-- Start --
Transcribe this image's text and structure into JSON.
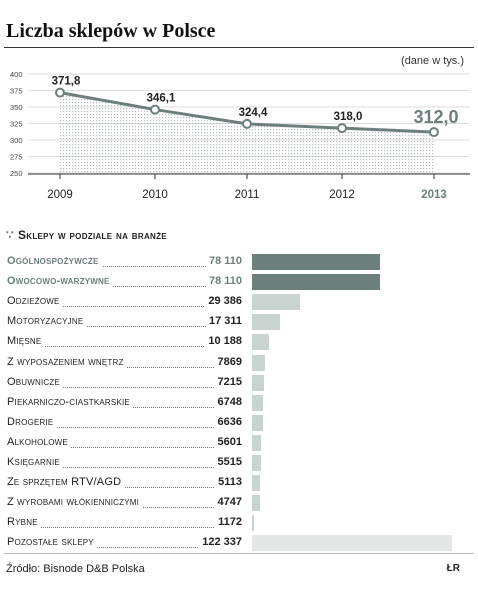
{
  "title": "Liczba sklepów w Polsce",
  "unit_note": "(dane w tys.)",
  "section_marker": "∵",
  "section_title": "Sklepy w podziale na branże",
  "source": "Źródło: Bisnode D&B Polska",
  "logo": "ŁR",
  "colors": {
    "dark_bar": "#6d7f7d",
    "light_bar": "#c9d3d0",
    "pale_bar": "#e4e7e6",
    "line": "#6d7f7d",
    "highlight_text": "#6d7f7d"
  },
  "chart_data": [
    {
      "type": "line",
      "x": [
        "2009",
        "2010",
        "2011",
        "2012",
        "2013"
      ],
      "values": [
        371.8,
        346.1,
        324.4,
        318.0,
        312.0
      ],
      "data_labels": [
        "371,8",
        "346,1",
        "324,4",
        "318,0",
        "312,0"
      ],
      "yticks": [
        "400",
        "375",
        "350",
        "325",
        "300",
        "275",
        "250"
      ],
      "ylim": [
        250,
        400
      ],
      "grid": true
    },
    {
      "type": "bar",
      "orientation": "horizontal",
      "categories": [
        "Ogólnospożywcze",
        "Owocowo-warzywne",
        "Odzieżowe",
        "Motoryzacyjne",
        "Mięsne",
        "Z wyposażeniem wnętrz",
        "Obuwnicze",
        "Piekarniczo-ciastkarskie",
        "Drogerie",
        "Alkoholowe",
        "Księgarnie",
        "Ze sprzętem RTV/AGD",
        "Z wyrobami włókienniczymi",
        "Rybne",
        "Pozostałe sklepy"
      ],
      "values": [
        78110,
        78110,
        29386,
        17311,
        10188,
        7869,
        7215,
        6748,
        6636,
        5601,
        5515,
        5113,
        4747,
        1172,
        122337
      ],
      "value_labels": [
        "78 110",
        "78 110",
        "29 386",
        "17 311",
        "10 188",
        "7869",
        "7215",
        "6748",
        "6636",
        "5601",
        "5515",
        "5113",
        "4747",
        "1172",
        "122 337"
      ],
      "highlighted": [
        true,
        true,
        false,
        false,
        false,
        false,
        false,
        false,
        false,
        false,
        false,
        false,
        false,
        false,
        false
      ]
    }
  ]
}
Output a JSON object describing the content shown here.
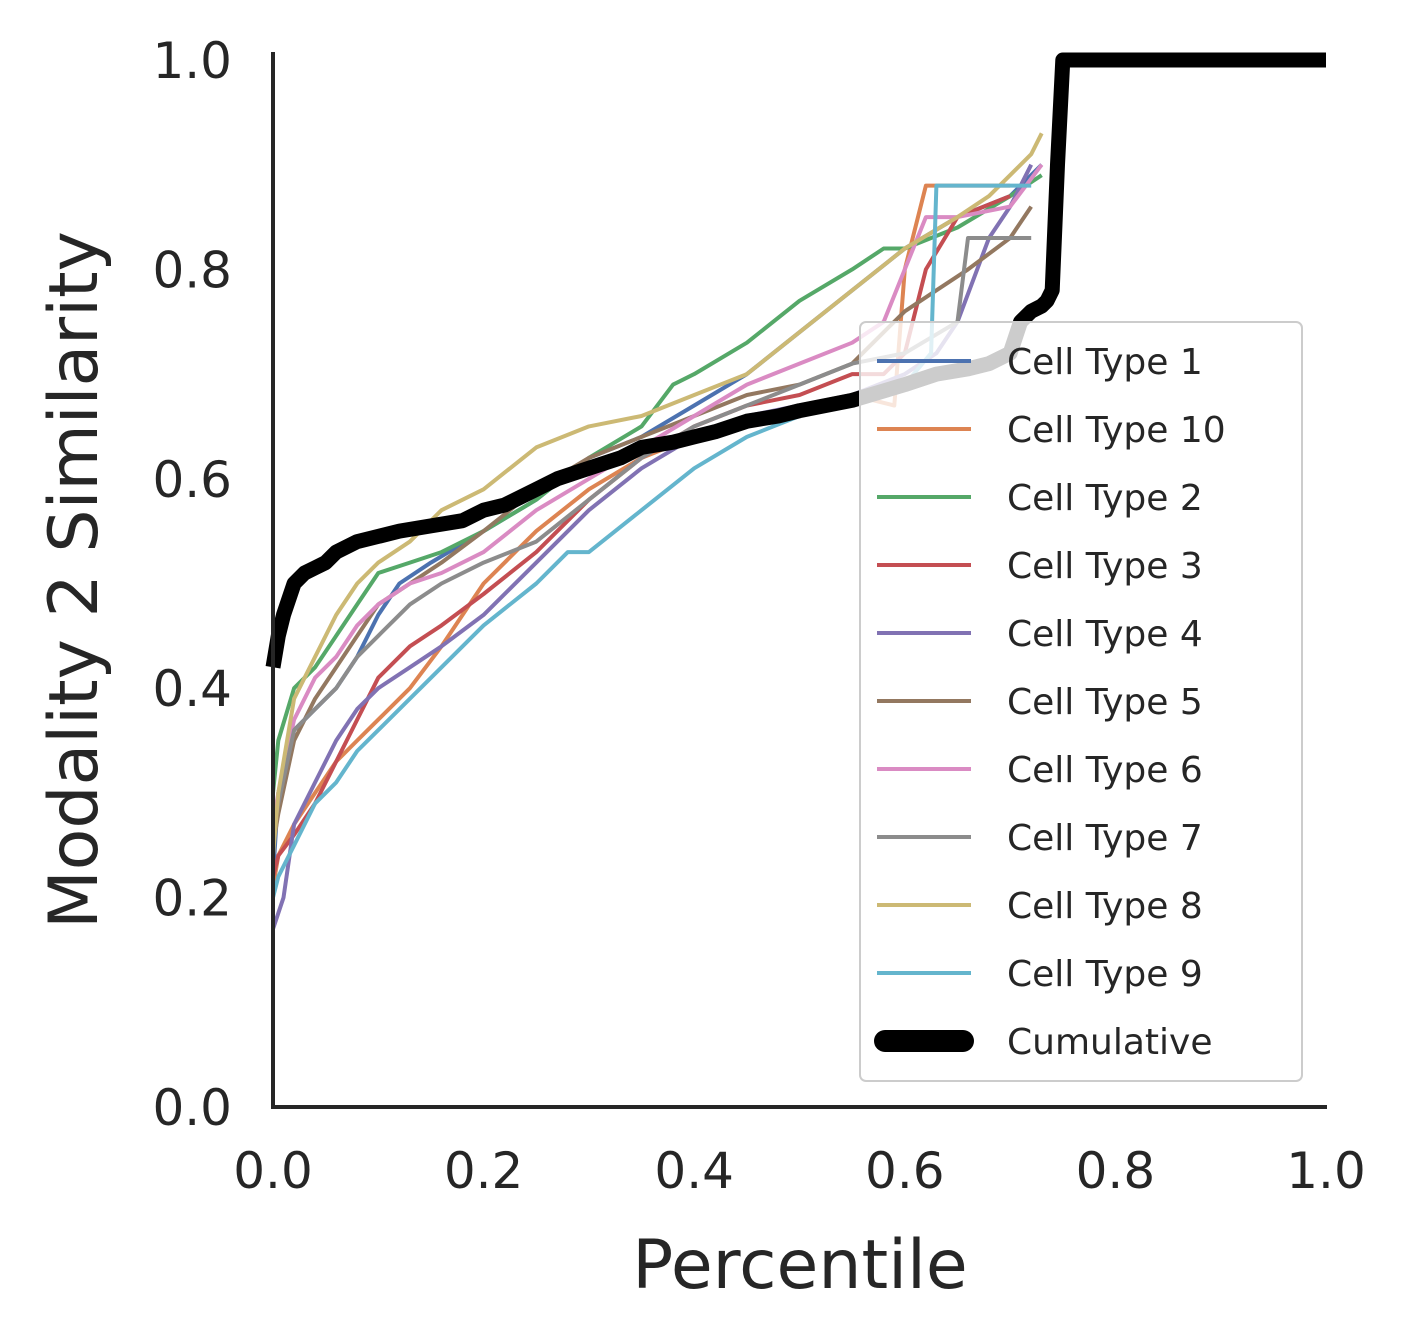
{
  "chart_data": {
    "type": "line",
    "title": "",
    "xlabel": "Percentile",
    "ylabel": "Modality 2 Similarity",
    "xlim": [
      0,
      1
    ],
    "ylim": [
      0,
      1
    ],
    "x_ticks": [
      "0.0",
      "0.2",
      "0.4",
      "0.6",
      "0.8",
      "1.0"
    ],
    "y_ticks": [
      "0.0",
      "0.2",
      "0.4",
      "0.6",
      "0.8",
      "1.0"
    ],
    "grid": false,
    "legend_position": "lower-right",
    "series": [
      {
        "name": "Cell Type 1",
        "color": "#4c72b0",
        "x": [
          0,
          0.005,
          0.02,
          0.04,
          0.06,
          0.08,
          0.1,
          0.12,
          0.15,
          0.2,
          0.25,
          0.3,
          0.35,
          0.4,
          0.45,
          0.5,
          0.55,
          0.6,
          0.65,
          0.7,
          0.73
        ],
        "y": [
          0.22,
          0.3,
          0.36,
          0.38,
          0.4,
          0.43,
          0.47,
          0.5,
          0.52,
          0.55,
          0.58,
          0.62,
          0.64,
          0.67,
          0.7,
          0.74,
          0.78,
          0.82,
          0.85,
          0.87,
          0.9
        ]
      },
      {
        "name": "Cell Type 10",
        "color": "#dd8452",
        "x": [
          0,
          0.005,
          0.02,
          0.04,
          0.06,
          0.08,
          0.1,
          0.13,
          0.16,
          0.2,
          0.25,
          0.3,
          0.35,
          0.4,
          0.45,
          0.5,
          0.55,
          0.59,
          0.6,
          0.62,
          0.63,
          0.65,
          0.7
        ],
        "y": [
          0.21,
          0.24,
          0.27,
          0.3,
          0.33,
          0.35,
          0.37,
          0.4,
          0.44,
          0.5,
          0.55,
          0.59,
          0.62,
          0.64,
          0.65,
          0.67,
          0.68,
          0.67,
          0.8,
          0.88,
          0.88,
          0.88,
          0.88
        ]
      },
      {
        "name": "Cell Type 2",
        "color": "#55a868",
        "x": [
          0,
          0.005,
          0.02,
          0.04,
          0.06,
          0.08,
          0.1,
          0.13,
          0.16,
          0.2,
          0.25,
          0.3,
          0.35,
          0.38,
          0.4,
          0.45,
          0.5,
          0.55,
          0.58,
          0.6,
          0.65,
          0.7,
          0.73
        ],
        "y": [
          0.3,
          0.35,
          0.4,
          0.42,
          0.45,
          0.48,
          0.51,
          0.52,
          0.53,
          0.55,
          0.58,
          0.62,
          0.65,
          0.69,
          0.7,
          0.73,
          0.77,
          0.8,
          0.82,
          0.82,
          0.84,
          0.87,
          0.89
        ]
      },
      {
        "name": "Cell Type 3",
        "color": "#c44e52",
        "x": [
          0,
          0.005,
          0.02,
          0.04,
          0.06,
          0.08,
          0.1,
          0.13,
          0.16,
          0.2,
          0.25,
          0.3,
          0.35,
          0.4,
          0.45,
          0.5,
          0.55,
          0.58,
          0.6,
          0.62,
          0.65,
          0.7
        ],
        "y": [
          0.22,
          0.24,
          0.26,
          0.29,
          0.33,
          0.37,
          0.41,
          0.44,
          0.46,
          0.49,
          0.53,
          0.58,
          0.62,
          0.65,
          0.67,
          0.68,
          0.7,
          0.7,
          0.72,
          0.8,
          0.85,
          0.87
        ]
      },
      {
        "name": "Cell Type 4",
        "color": "#8172b3",
        "x": [
          0,
          0.01,
          0.02,
          0.04,
          0.06,
          0.08,
          0.1,
          0.13,
          0.16,
          0.2,
          0.25,
          0.3,
          0.35,
          0.4,
          0.45,
          0.5,
          0.55,
          0.6,
          0.63,
          0.65,
          0.68,
          0.7,
          0.72
        ],
        "y": [
          0.17,
          0.2,
          0.27,
          0.31,
          0.35,
          0.38,
          0.4,
          0.42,
          0.44,
          0.47,
          0.52,
          0.57,
          0.61,
          0.64,
          0.66,
          0.67,
          0.68,
          0.7,
          0.72,
          0.75,
          0.83,
          0.86,
          0.9
        ]
      },
      {
        "name": "Cell Type 5",
        "color": "#937860",
        "x": [
          0,
          0.005,
          0.02,
          0.04,
          0.06,
          0.08,
          0.1,
          0.13,
          0.16,
          0.2,
          0.25,
          0.3,
          0.35,
          0.4,
          0.45,
          0.5,
          0.55,
          0.58,
          0.6,
          0.63,
          0.66,
          0.7,
          0.72
        ],
        "y": [
          0.25,
          0.28,
          0.35,
          0.39,
          0.42,
          0.45,
          0.48,
          0.5,
          0.52,
          0.55,
          0.59,
          0.62,
          0.64,
          0.66,
          0.68,
          0.69,
          0.71,
          0.74,
          0.76,
          0.78,
          0.8,
          0.83,
          0.86
        ]
      },
      {
        "name": "Cell Type 6",
        "color": "#da8bc3",
        "x": [
          0,
          0.005,
          0.02,
          0.04,
          0.06,
          0.08,
          0.1,
          0.13,
          0.16,
          0.2,
          0.25,
          0.3,
          0.35,
          0.4,
          0.45,
          0.5,
          0.55,
          0.58,
          0.6,
          0.62,
          0.65,
          0.7,
          0.73
        ],
        "y": [
          0.27,
          0.3,
          0.37,
          0.41,
          0.43,
          0.46,
          0.48,
          0.5,
          0.51,
          0.53,
          0.57,
          0.6,
          0.63,
          0.66,
          0.69,
          0.71,
          0.73,
          0.75,
          0.8,
          0.85,
          0.85,
          0.86,
          0.9
        ]
      },
      {
        "name": "Cell Type 7",
        "color": "#8c8c8c",
        "x": [
          0,
          0.005,
          0.02,
          0.04,
          0.06,
          0.08,
          0.1,
          0.13,
          0.16,
          0.2,
          0.25,
          0.3,
          0.35,
          0.4,
          0.45,
          0.5,
          0.55,
          0.6,
          0.65,
          0.66,
          0.7,
          0.72
        ],
        "y": [
          0.26,
          0.29,
          0.36,
          0.38,
          0.4,
          0.43,
          0.45,
          0.48,
          0.5,
          0.52,
          0.54,
          0.58,
          0.62,
          0.65,
          0.67,
          0.69,
          0.71,
          0.72,
          0.75,
          0.83,
          0.83,
          0.83
        ]
      },
      {
        "name": "Cell Type 8",
        "color": "#ccb974",
        "x": [
          0,
          0.005,
          0.02,
          0.04,
          0.06,
          0.08,
          0.1,
          0.13,
          0.16,
          0.2,
          0.25,
          0.3,
          0.35,
          0.4,
          0.45,
          0.5,
          0.55,
          0.6,
          0.65,
          0.68,
          0.7,
          0.72,
          0.73
        ],
        "y": [
          0.24,
          0.3,
          0.39,
          0.43,
          0.47,
          0.5,
          0.52,
          0.54,
          0.57,
          0.59,
          0.63,
          0.65,
          0.66,
          0.68,
          0.7,
          0.74,
          0.78,
          0.82,
          0.85,
          0.87,
          0.89,
          0.91,
          0.93
        ]
      },
      {
        "name": "Cell Type 9",
        "color": "#64b5cd",
        "x": [
          0,
          0.005,
          0.02,
          0.04,
          0.06,
          0.08,
          0.1,
          0.13,
          0.16,
          0.2,
          0.25,
          0.28,
          0.3,
          0.35,
          0.4,
          0.45,
          0.5,
          0.55,
          0.6,
          0.625,
          0.63,
          0.65,
          0.7,
          0.72
        ],
        "y": [
          0.2,
          0.22,
          0.25,
          0.29,
          0.31,
          0.34,
          0.36,
          0.39,
          0.42,
          0.46,
          0.5,
          0.53,
          0.53,
          0.57,
          0.61,
          0.64,
          0.66,
          0.68,
          0.69,
          0.72,
          0.88,
          0.88,
          0.88,
          0.88
        ]
      },
      {
        "name": "Cumulative",
        "color": "#000000",
        "x": [
          0,
          0.005,
          0.01,
          0.02,
          0.03,
          0.04,
          0.05,
          0.06,
          0.08,
          0.1,
          0.12,
          0.15,
          0.18,
          0.2,
          0.22,
          0.25,
          0.27,
          0.3,
          0.33,
          0.35,
          0.38,
          0.4,
          0.42,
          0.45,
          0.48,
          0.5,
          0.55,
          0.6,
          0.63,
          0.66,
          0.68,
          0.7,
          0.71,
          0.72,
          0.73,
          0.735,
          0.74,
          0.745,
          0.75,
          0.8,
          0.9,
          1.0
        ],
        "y": [
          0.42,
          0.45,
          0.47,
          0.5,
          0.51,
          0.515,
          0.52,
          0.53,
          0.54,
          0.545,
          0.55,
          0.555,
          0.56,
          0.57,
          0.575,
          0.59,
          0.6,
          0.61,
          0.62,
          0.63,
          0.635,
          0.64,
          0.645,
          0.655,
          0.66,
          0.665,
          0.675,
          0.69,
          0.7,
          0.705,
          0.71,
          0.72,
          0.75,
          0.76,
          0.765,
          0.77,
          0.78,
          0.9,
          1.0,
          1.0,
          1.0,
          1.0
        ]
      }
    ]
  }
}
-- End --
> [Brief]
Using the listing above, show every line that includes the string "Cell".

> [Exercise output]
        "name": "Cell Type 1",
        "name": "Cell Type 10",
        "name": "Cell Type 2",
        "name": "Cell Type 3",
        "name": "Cell Type 4",
        "name": "Cell Type 5",
        "name": "Cell Type 6",
        "name": "Cell Type 7",
        "name": "Cell Type 8",
        "name": "Cell Type 9",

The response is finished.